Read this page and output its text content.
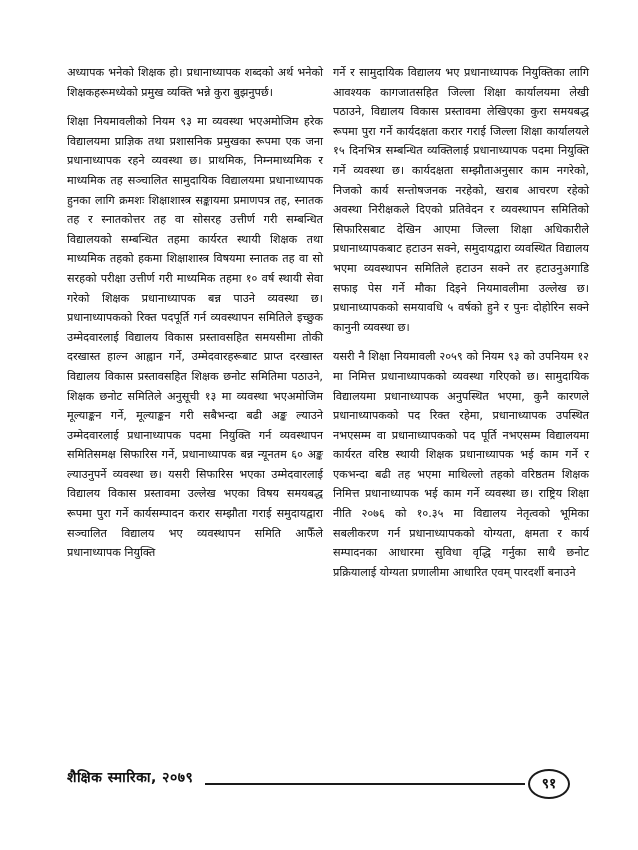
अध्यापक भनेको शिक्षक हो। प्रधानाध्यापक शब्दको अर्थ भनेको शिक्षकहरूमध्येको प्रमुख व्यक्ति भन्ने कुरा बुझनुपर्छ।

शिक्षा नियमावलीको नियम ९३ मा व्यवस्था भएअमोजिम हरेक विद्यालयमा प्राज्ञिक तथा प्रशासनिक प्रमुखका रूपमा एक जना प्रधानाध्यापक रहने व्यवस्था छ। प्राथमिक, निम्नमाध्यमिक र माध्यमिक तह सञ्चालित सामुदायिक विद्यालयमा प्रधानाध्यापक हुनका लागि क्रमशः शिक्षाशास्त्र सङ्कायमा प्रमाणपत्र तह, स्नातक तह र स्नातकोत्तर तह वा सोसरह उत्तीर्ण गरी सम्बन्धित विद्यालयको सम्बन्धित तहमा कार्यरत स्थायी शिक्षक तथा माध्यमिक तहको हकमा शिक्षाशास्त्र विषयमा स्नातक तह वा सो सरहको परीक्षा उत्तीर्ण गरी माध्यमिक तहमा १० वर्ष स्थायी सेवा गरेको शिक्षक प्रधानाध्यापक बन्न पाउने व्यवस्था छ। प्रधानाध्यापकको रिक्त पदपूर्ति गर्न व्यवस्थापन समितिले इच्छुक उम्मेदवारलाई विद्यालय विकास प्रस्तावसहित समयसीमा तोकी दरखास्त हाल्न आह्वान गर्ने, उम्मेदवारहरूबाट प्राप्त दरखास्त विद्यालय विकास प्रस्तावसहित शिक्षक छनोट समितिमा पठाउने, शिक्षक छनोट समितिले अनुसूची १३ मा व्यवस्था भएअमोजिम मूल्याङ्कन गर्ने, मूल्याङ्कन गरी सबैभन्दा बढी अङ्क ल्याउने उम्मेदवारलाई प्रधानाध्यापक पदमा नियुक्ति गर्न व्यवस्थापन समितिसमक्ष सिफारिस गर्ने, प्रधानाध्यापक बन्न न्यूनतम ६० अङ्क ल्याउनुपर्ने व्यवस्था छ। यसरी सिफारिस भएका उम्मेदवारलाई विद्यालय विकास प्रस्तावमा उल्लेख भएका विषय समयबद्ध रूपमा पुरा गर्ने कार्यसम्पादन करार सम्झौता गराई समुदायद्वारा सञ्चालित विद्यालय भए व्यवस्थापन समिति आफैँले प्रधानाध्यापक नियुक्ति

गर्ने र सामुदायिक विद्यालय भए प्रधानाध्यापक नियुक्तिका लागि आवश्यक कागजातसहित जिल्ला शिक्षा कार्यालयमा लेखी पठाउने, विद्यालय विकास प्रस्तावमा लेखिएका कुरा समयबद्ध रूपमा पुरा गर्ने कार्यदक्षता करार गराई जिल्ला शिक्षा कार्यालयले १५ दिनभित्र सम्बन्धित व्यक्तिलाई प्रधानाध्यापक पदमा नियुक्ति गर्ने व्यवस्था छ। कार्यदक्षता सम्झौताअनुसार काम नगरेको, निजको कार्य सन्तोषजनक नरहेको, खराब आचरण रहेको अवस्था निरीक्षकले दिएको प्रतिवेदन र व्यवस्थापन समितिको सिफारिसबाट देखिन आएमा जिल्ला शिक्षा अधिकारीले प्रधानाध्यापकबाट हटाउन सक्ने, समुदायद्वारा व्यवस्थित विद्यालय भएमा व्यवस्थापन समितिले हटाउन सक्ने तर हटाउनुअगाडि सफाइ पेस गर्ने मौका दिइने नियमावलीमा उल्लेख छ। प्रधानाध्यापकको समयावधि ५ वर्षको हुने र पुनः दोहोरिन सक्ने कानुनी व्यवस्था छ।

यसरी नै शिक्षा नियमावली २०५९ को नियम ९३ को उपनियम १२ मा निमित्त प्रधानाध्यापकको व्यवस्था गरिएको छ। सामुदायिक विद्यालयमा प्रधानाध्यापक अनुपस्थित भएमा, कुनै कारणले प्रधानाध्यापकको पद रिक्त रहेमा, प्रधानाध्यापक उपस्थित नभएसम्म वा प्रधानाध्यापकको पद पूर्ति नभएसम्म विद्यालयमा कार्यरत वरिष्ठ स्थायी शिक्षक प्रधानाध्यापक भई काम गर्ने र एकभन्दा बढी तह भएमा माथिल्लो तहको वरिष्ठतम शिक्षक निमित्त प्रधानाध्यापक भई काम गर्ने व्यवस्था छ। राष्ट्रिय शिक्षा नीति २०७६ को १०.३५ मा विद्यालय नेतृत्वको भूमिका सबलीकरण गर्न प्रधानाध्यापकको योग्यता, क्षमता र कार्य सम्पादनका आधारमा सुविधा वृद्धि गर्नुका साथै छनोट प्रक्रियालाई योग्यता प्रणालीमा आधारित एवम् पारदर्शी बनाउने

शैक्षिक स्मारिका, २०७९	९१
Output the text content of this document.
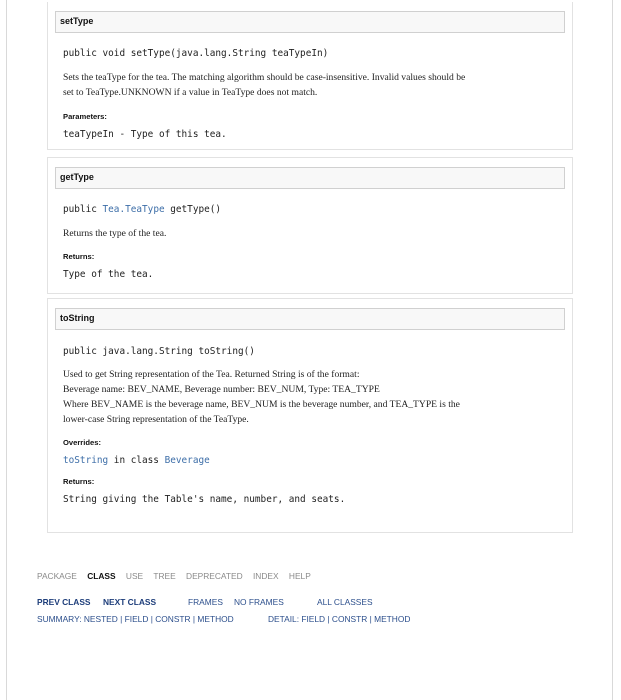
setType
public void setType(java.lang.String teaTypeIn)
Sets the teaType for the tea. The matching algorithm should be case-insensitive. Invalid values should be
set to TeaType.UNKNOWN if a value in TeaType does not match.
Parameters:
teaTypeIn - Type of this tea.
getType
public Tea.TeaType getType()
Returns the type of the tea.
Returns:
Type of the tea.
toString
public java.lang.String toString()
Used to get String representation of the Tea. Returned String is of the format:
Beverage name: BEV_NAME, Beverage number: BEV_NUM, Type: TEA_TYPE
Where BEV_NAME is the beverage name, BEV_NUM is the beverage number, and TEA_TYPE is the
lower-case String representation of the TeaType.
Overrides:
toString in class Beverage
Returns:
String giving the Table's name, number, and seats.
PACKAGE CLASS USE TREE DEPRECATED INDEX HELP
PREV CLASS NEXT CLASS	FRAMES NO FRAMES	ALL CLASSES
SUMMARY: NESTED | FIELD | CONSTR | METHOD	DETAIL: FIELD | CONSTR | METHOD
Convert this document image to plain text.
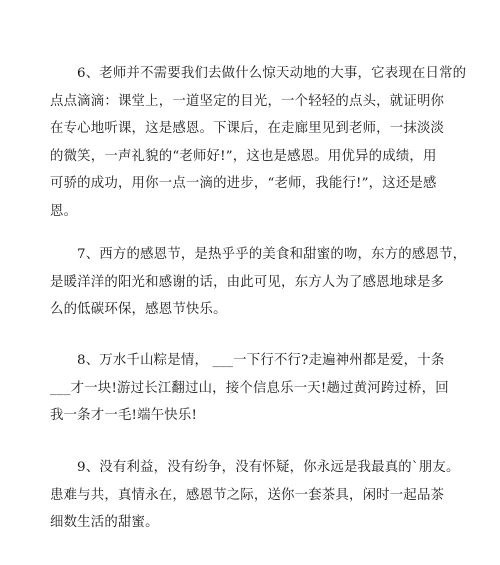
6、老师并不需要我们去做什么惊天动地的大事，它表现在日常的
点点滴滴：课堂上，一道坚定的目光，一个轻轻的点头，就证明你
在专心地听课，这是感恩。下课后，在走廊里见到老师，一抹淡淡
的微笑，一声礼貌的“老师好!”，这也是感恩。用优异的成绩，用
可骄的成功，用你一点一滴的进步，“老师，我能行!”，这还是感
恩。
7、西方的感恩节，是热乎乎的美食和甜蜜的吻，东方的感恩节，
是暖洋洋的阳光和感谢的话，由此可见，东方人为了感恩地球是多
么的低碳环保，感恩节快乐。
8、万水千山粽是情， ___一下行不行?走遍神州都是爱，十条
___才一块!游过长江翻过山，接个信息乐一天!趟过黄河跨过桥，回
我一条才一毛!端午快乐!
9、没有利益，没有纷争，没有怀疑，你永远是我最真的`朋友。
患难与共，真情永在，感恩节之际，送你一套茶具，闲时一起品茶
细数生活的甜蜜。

▸ **Direction**
Quote the records above exactly, leaving out any pictures.

▸ **Worked answer**
Read this page and output its text content.
अध्यापक भनेको शिक्षक हो। प्रधानाध्यापक शब्दको अर्थ भनेको शिक्षकहरूमध्येको प्रमुख व्यक्ति भन्ने कुरा बुझनुपर्छ।

शिक्षा नियमावलीको नियम ९३ मा व्यवस्था भएअमोजिम हरेक विद्यालयमा प्राज्ञिक तथा प्रशासनिक प्रमुखका रूपमा एक जना प्रधानाध्यापक रहने व्यवस्था छ। प्राथमिक, निम्नमाध्यमिक र माध्यमिक तह सञ्चालित सामुदायिक विद्यालयमा प्रधानाध्यापक हुनका लागि क्रमशः शिक्षाशास्त्र सङ्कायमा प्रमाणपत्र तह, स्नातक तह र स्नातकोत्तर तह वा सोसरह उत्तीर्ण गरी सम्बन्धित विद्यालयको सम्बन्धित तहमा कार्यरत स्थायी शिक्षक तथा माध्यमिक तहको हकमा शिक्षाशास्त्र विषयमा स्नातक तह वा सो सरहको परीक्षा उत्तीर्ण गरी माध्यमिक तहमा १० वर्ष स्थायी सेवा गरेको शिक्षक प्रधानाध्यापक बन्न पाउने व्यवस्था छ। प्रधानाध्यापकको रिक्त पदपूर्ति गर्न व्यवस्थापन समितिले इच्छुक उम्मेदवारलाई विद्यालय विकास प्रस्तावसहित समयसीमा तोकी दरखास्त हाल्न आह्वान गर्ने, उम्मेदवारहरूबाट प्राप्त दरखास्त विद्यालय विकास प्रस्तावसहित शिक्षक छनोट समितिमा पठाउने, शिक्षक छनोट समितिले अनुसूची १३ मा व्यवस्था भएअमोजिम मूल्याङ्कन गर्ने, मूल्याङ्कन गरी सबैभन्दा बढी अङ्क ल्याउने उम्मेदवारलाई प्रधानाध्यापक पदमा नियुक्ति गर्न व्यवस्थापन समितिसमक्ष सिफारिस गर्ने, प्रधानाध्यापक बन्न न्यूनतम ६० अङ्क ल्याउनुपर्ने व्यवस्था छ। यसरी सिफारिस भएका उम्मेदवारलाई विद्यालय विकास प्रस्तावमा उल्लेख भएका विषय समयबद्ध रूपमा पुरा गर्ने कार्यसम्पादन करार सम्झौता गराई समुदायद्वारा सञ्चालित विद्यालय भए व्यवस्थापन समिति आफैँले प्रधानाध्यापक नियुक्ति

गर्ने र सामुदायिक विद्यालय भए प्रधानाध्यापक नियुक्तिका लागि आवश्यक कागजातसहित जिल्ला शिक्षा कार्यालयमा लेखी पठाउने, विद्यालय विकास प्रस्तावमा लेखिएका कुरा समयबद्ध रूपमा पुरा गर्ने कार्यदक्षता करार गराई जिल्ला शिक्षा कार्यालयले १५ दिनभित्र सम्बन्धित व्यक्तिलाई प्रधानाध्यापक पदमा नियुक्ति गर्ने व्यवस्था छ। कार्यदक्षता सम्झौताअनुसार काम नगरेको, निजको कार्य सन्तोषजनक नरहेको, खराब आचरण रहेको अवस्था निरीक्षकले दिएको प्रतिवेदन र व्यवस्थापन समितिको सिफारिसबाट देखिन आएमा जिल्ला शिक्षा अधिकारीले प्रधानाध्यापकबाट हटाउन सक्ने, समुदायद्वारा व्यवस्थित विद्यालय भएमा व्यवस्थापन समितिले हटाउन सक्ने तर हटाउनुअगाडि सफाइ पेस गर्ने मौका दिइने नियमावलीमा उल्लेख छ। प्रधानाध्यापकको समयावधि ५ वर्षको हुने र पुनः दोहोरिन सक्ने कानुनी व्यवस्था छ।

यसरी नै शिक्षा नियमावली २०५९ को नियम ९३ को उपनियम १२ मा निमित्त प्रधानाध्यापकको व्यवस्था गरिएको छ। सामुदायिक विद्यालयमा प्रधानाध्यापक अनुपस्थित भएमा, कुनै कारणले प्रधानाध्यापकको पद रिक्त रहेमा, प्रधानाध्यापक उपस्थित नभएसम्म वा प्रधानाध्यापकको पद पूर्ति नभएसम्म विद्यालयमा कार्यरत वरिष्ठ स्थायी शिक्षक प्रधानाध्यापक भई काम गर्ने र एकभन्दा बढी तह भएमा माथिल्लो तहको वरिष्ठतम शिक्षक निमित्त प्रधानाध्यापक भई काम गर्ने व्यवस्था छ। राष्ट्रिय शिक्षा नीति २०७६ को १०.३५ मा विद्यालय नेतृत्वको भूमिका सबलीकरण गर्न प्रधानाध्यापकको योग्यता, क्षमता र कार्य सम्पादनका आधारमा सुविधा वृद्धि गर्नुका साथै छनोट प्रक्रियालाई योग्यता प्रणालीमा आधारित एवम् पारदर्शी बनाउने

शैक्षिक स्मारिका, २०७९	९१
Output the text content of this document.
setType
public void setType(java.lang.String teaTypeIn)
Sets the teaType for the tea. The matching algorithm should be case-insensitive. Invalid values should be
set to TeaType.UNKNOWN if a value in TeaType does not match.
Parameters:
teaTypeIn - Type of this tea.
getType
public Tea.TeaType getType()
Returns the type of the tea.
Returns:
Type of the tea.
toString
public java.lang.String toString()
Used to get String representation of the Tea. Returned String is of the format:
Beverage name: BEV_NAME, Beverage number: BEV_NUM, Type: TEA_TYPE
Where BEV_NAME is the beverage name, BEV_NUM is the beverage number, and TEA_TYPE is the
lower-case String representation of the TeaType.
Overrides:
toString in class Beverage
Returns:
String giving the Table's name, number, and seats.
PACKAGE CLASS USE TREE DEPRECATED INDEX HELP
PREV CLASS NEXT CLASS	FRAMES NO FRAMES	ALL CLASSES
SUMMARY: NESTED | FIELD | CONSTR | METHOD	DETAIL: FIELD | CONSTR | METHOD
Convert this document image to plain text.
6、老师并不需要我们去做什么惊天动地的大事，它表现在日常的
点点滴滴：课堂上，一道坚定的目光，一个轻轻的点头，就证明你
在专心地听课，这是感恩。下课后，在走廊里见到老师，一抹淡淡
的微笑，一声礼貌的“老师好!”，这也是感恩。用优异的成绩，用
可骄的成功，用你一点一滴的进步，“老师，我能行!”，这还是感
恩。
7、西方的感恩节，是热乎乎的美食和甜蜜的吻，东方的感恩节，
是暖洋洋的阳光和感谢的话，由此可见，东方人为了感恩地球是多
么的低碳环保，感恩节快乐。
8、万水千山粽是情， ___一下行不行?走遍神州都是爱，十条
___才一块!游过长江翻过山，接个信息乐一天!趟过黄河跨过桥，回
我一条才一毛!端午快乐!
9、没有利益，没有纷争，没有怀疑，你永远是我最真的`朋友。
患难与共，真情永在，感恩节之际，送你一套茶具，闲时一起品茶
细数生活的甜蜜。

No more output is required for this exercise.